-- Goal --
Transcribe all of the records word for word, but omit the pictures.
[Data shown start]
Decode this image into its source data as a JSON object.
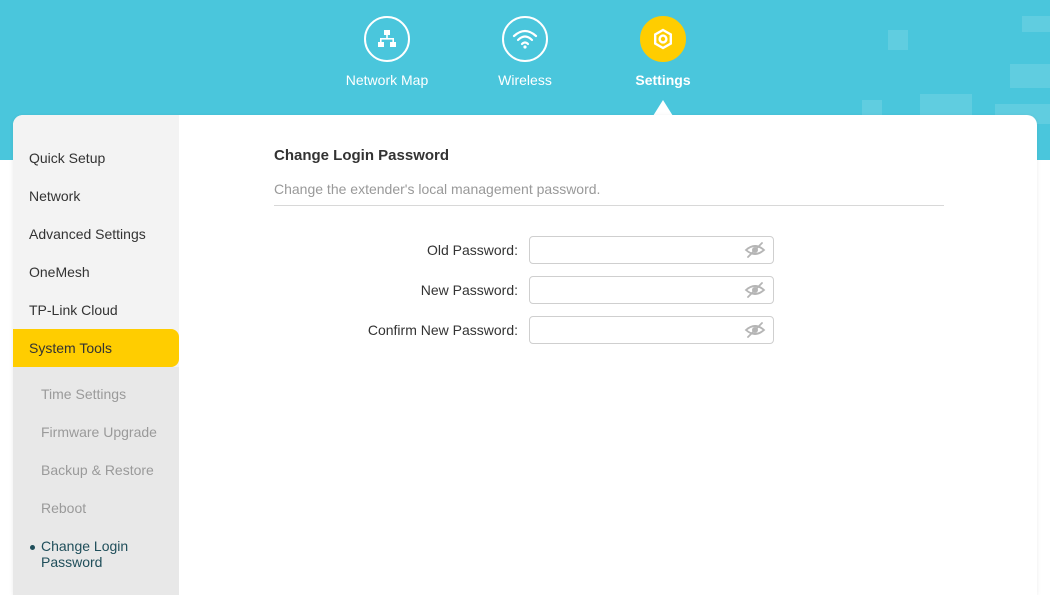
{
  "header": {
    "nav": [
      {
        "label": "Network Map",
        "icon": "network-map-icon",
        "active": false
      },
      {
        "label": "Wireless",
        "icon": "wifi-icon",
        "active": false
      },
      {
        "label": "Settings",
        "icon": "settings-gear-icon",
        "active": true
      }
    ]
  },
  "sidebar": {
    "items": [
      {
        "label": "Quick Setup"
      },
      {
        "label": "Network"
      },
      {
        "label": "Advanced Settings"
      },
      {
        "label": "OneMesh"
      },
      {
        "label": "TP-Link Cloud"
      },
      {
        "label": "System Tools",
        "active": true
      }
    ],
    "sub_items": [
      {
        "label": "Time Settings"
      },
      {
        "label": "Firmware Upgrade"
      },
      {
        "label": "Backup & Restore"
      },
      {
        "label": "Reboot"
      },
      {
        "label": "Change Login Password",
        "current": true
      }
    ]
  },
  "main": {
    "title": "Change Login Password",
    "description": "Change the extender's local management password.",
    "fields": [
      {
        "label": "Old Password:",
        "value": ""
      },
      {
        "label": "New Password:",
        "value": ""
      },
      {
        "label": "Confirm New Password:",
        "value": ""
      }
    ]
  },
  "colors": {
    "header_bg": "#4ac6dc",
    "accent": "#ffcd00",
    "sidebar_bg": "#f3f3f3",
    "submenu_bg": "#e8e8e8"
  }
}
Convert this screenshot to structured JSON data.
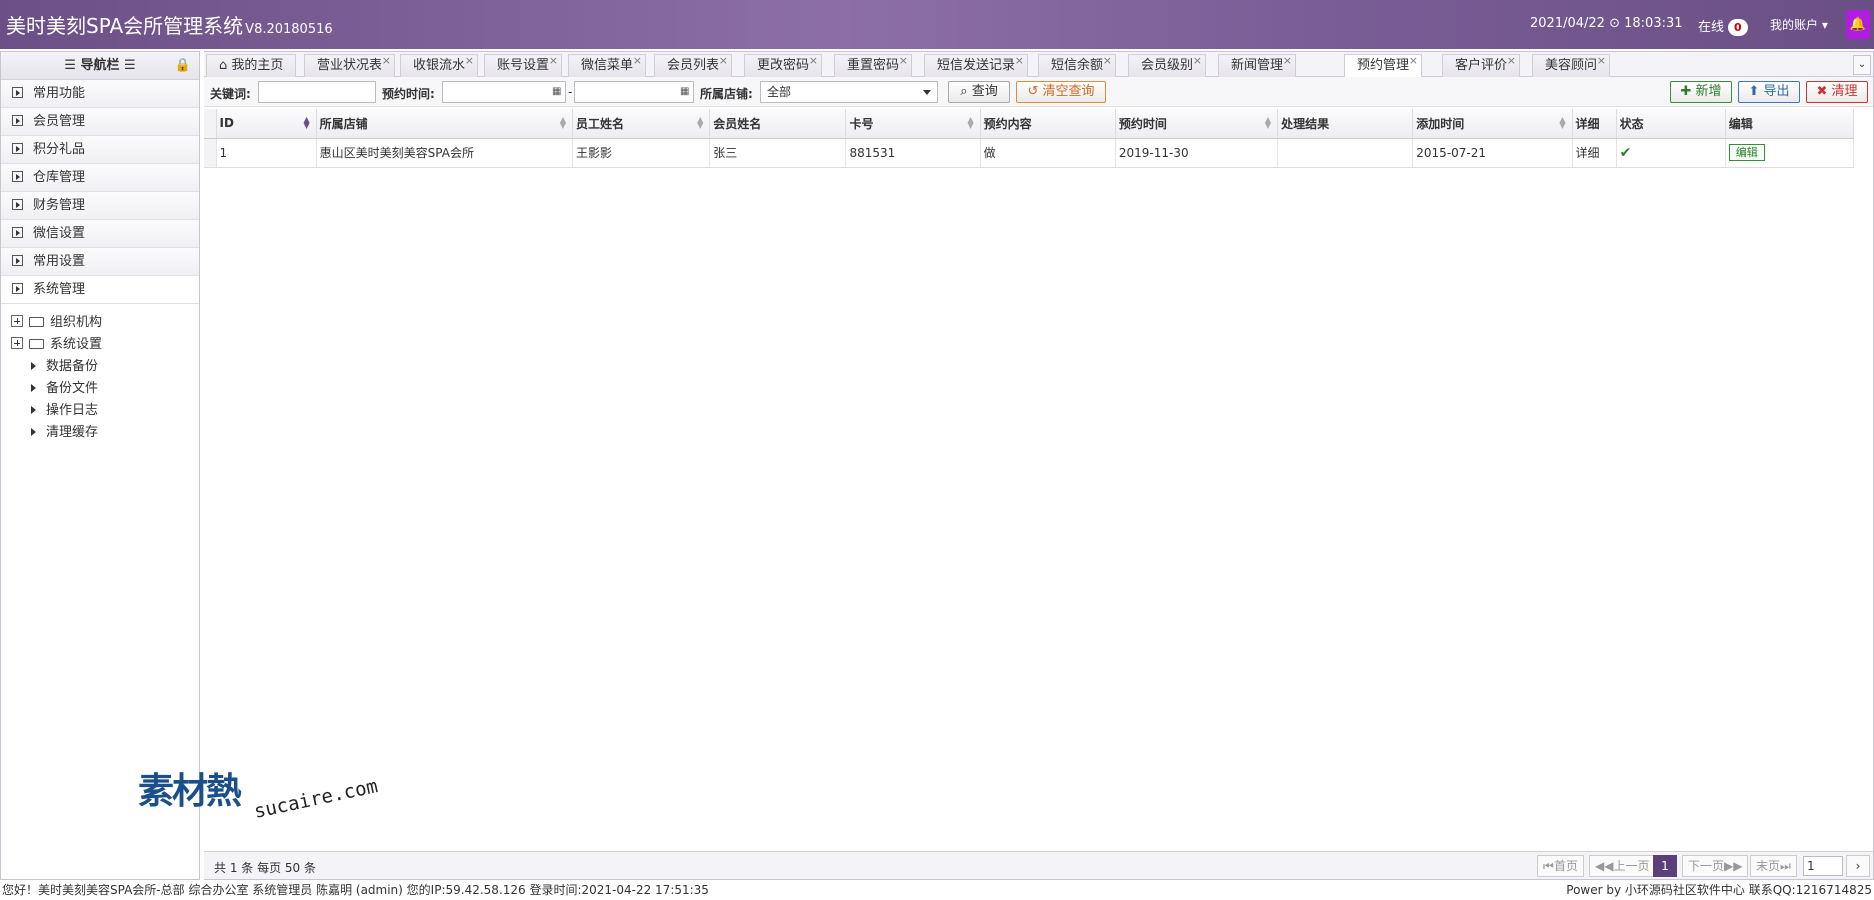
{
  "header": {
    "title": "美时美刻SPA会所管理系统",
    "version": "V8.20180516",
    "date": "2021/04/22",
    "time": "18:03:31",
    "online_label": "在线",
    "online_count": "0",
    "account_label": "我的账户"
  },
  "sidebar": {
    "title": "导航栏",
    "menu": [
      {
        "label": "常用功能"
      },
      {
        "label": "会员管理"
      },
      {
        "label": "积分礼品"
      },
      {
        "label": "仓库管理"
      },
      {
        "label": "财务管理"
      },
      {
        "label": "微信设置"
      },
      {
        "label": "常用设置"
      },
      {
        "label": "系统管理"
      }
    ],
    "tree": {
      "nodes": [
        "组织机构",
        "系统设置"
      ],
      "children": [
        "数据备份",
        "备份文件",
        "操作日志",
        "清理缓存"
      ]
    }
  },
  "tabs": [
    "我的主页",
    "营业状况表",
    "收银流水",
    "账号设置",
    "微信菜单",
    "会员列表",
    "更改密码",
    "重置密码",
    "短信发送记录",
    "短信余额",
    "会员级别",
    "新闻管理",
    "预约管理",
    "客户评价",
    "美容顾问"
  ],
  "active_tab": "预约管理",
  "toolbar": {
    "keyword_label": "关键词:",
    "keyword_value": "",
    "date_label": "预约时间:",
    "date_sep": "-",
    "store_label": "所属店铺:",
    "store_value": "全部",
    "search_label": "查询",
    "clear_label": "清空查询",
    "add_label": "新增",
    "export_label": "导出",
    "wipe_label": "清理"
  },
  "table": {
    "columns": [
      "ID",
      "所属店铺",
      "员工姓名",
      "会员姓名",
      "卡号",
      "预约内容",
      "预约时间",
      "处理结果",
      "添加时间",
      "详细",
      "状态",
      "编辑"
    ],
    "rows": [
      {
        "id": "1",
        "store": "惠山区美时美刻美容SPA会所",
        "staff": "王影影",
        "member": "张三",
        "card": "881531",
        "content": "做",
        "booking_time": "2019-11-30",
        "result": "",
        "added": "2015-07-21",
        "detail": "详细",
        "edit": "编辑"
      }
    ]
  },
  "pager": {
    "info": "共 1 条 每页 50 条",
    "first": "首页",
    "prev": "上一页",
    "current": "1",
    "next": "下一页",
    "last": "末页",
    "page_input": "1"
  },
  "footer": {
    "left": "您好！美时美刻美容SPA会所-总部 综合办公室 系统管理员 陈嘉明 (admin) 您的IP:59.42.58.126 登录时间:2021-04-22 17:51:35",
    "right": "Power by 小环源码社区软件中心 联系QQ:1216714825"
  },
  "watermark": {
    "cn": "素材熱",
    "en": "sucaire.com"
  }
}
[Data shown end]
-- Exercise output --
Decode this image into its source data as a JSON object.
{
  "header": {
    "nav": [
      {
        "label": "Network Map",
        "icon": "network-map-icon",
        "active": false
      },
      {
        "label": "Wireless",
        "icon": "wifi-icon",
        "active": false
      },
      {
        "label": "Settings",
        "icon": "settings-gear-icon",
        "active": true
      }
    ]
  },
  "sidebar": {
    "items": [
      {
        "label": "Quick Setup"
      },
      {
        "label": "Network"
      },
      {
        "label": "Advanced Settings"
      },
      {
        "label": "OneMesh"
      },
      {
        "label": "TP-Link Cloud"
      },
      {
        "label": "System Tools",
        "active": true
      }
    ],
    "sub_items": [
      {
        "label": "Time Settings"
      },
      {
        "label": "Firmware Upgrade"
      },
      {
        "label": "Backup & Restore"
      },
      {
        "label": "Reboot"
      },
      {
        "label": "Change Login Password",
        "current": true
      }
    ]
  },
  "main": {
    "title": "Change Login Password",
    "description": "Change the extender's local management password.",
    "fields": [
      {
        "label": "Old Password:",
        "value": ""
      },
      {
        "label": "New Password:",
        "value": ""
      },
      {
        "label": "Confirm New Password:",
        "value": ""
      }
    ]
  },
  "colors": {
    "header_bg": "#4ac6dc",
    "accent": "#ffcd00",
    "sidebar_bg": "#f3f3f3",
    "submenu_bg": "#e8e8e8"
  }
}
Convert this screenshot to structured JSON data.
{
  "header": {
    "title": "美时美刻SPA会所管理系统",
    "version": "V8.20180516",
    "date": "2021/04/22",
    "time": "18:03:31",
    "online_label": "在线",
    "online_count": "0",
    "account_label": "我的账户"
  },
  "sidebar": {
    "title": "导航栏",
    "menu": [
      {
        "label": "常用功能"
      },
      {
        "label": "会员管理"
      },
      {
        "label": "积分礼品"
      },
      {
        "label": "仓库管理"
      },
      {
        "label": "财务管理"
      },
      {
        "label": "微信设置"
      },
      {
        "label": "常用设置"
      },
      {
        "label": "系统管理"
      }
    ],
    "tree": {
      "nodes": [
        "组织机构",
        "系统设置"
      ],
      "children": [
        "数据备份",
        "备份文件",
        "操作日志",
        "清理缓存"
      ]
    }
  },
  "tabs": [
    "我的主页",
    "营业状况表",
    "收银流水",
    "账号设置",
    "微信菜单",
    "会员列表",
    "更改密码",
    "重置密码",
    "短信发送记录",
    "短信余额",
    "会员级别",
    "新闻管理",
    "预约管理",
    "客户评价",
    "美容顾问"
  ],
  "active_tab": "预约管理",
  "toolbar": {
    "keyword_label": "关键词:",
    "keyword_value": "",
    "date_label": "预约时间:",
    "date_sep": "-",
    "store_label": "所属店铺:",
    "store_value": "全部",
    "search_label": "查询",
    "clear_label": "清空查询",
    "add_label": "新增",
    "export_label": "导出",
    "wipe_label": "清理"
  },
  "table": {
    "columns": [
      "ID",
      "所属店铺",
      "员工姓名",
      "会员姓名",
      "卡号",
      "预约内容",
      "预约时间",
      "处理结果",
      "添加时间",
      "详细",
      "状态",
      "编辑"
    ],
    "rows": [
      {
        "id": "1",
        "store": "惠山区美时美刻美容SPA会所",
        "staff": "王影影",
        "member": "张三",
        "card": "881531",
        "content": "做",
        "booking_time": "2019-11-30",
        "result": "",
        "added": "2015-07-21",
        "detail": "详细",
        "edit": "编辑"
      }
    ]
  },
  "pager": {
    "info": "共 1 条 每页 50 条",
    "first": "首页",
    "prev": "上一页",
    "current": "1",
    "next": "下一页",
    "last": "末页",
    "page_input": "1"
  },
  "footer": {
    "left": "您好！美时美刻美容SPA会所-总部 综合办公室 系统管理员 陈嘉明 (admin) 您的IP:59.42.58.126 登录时间:2021-04-22 17:51:35",
    "right": "Power by 小环源码社区软件中心 联系QQ:1216714825"
  },
  "watermark": {
    "cn": "素材熱",
    "en": "sucaire.com"
  }
}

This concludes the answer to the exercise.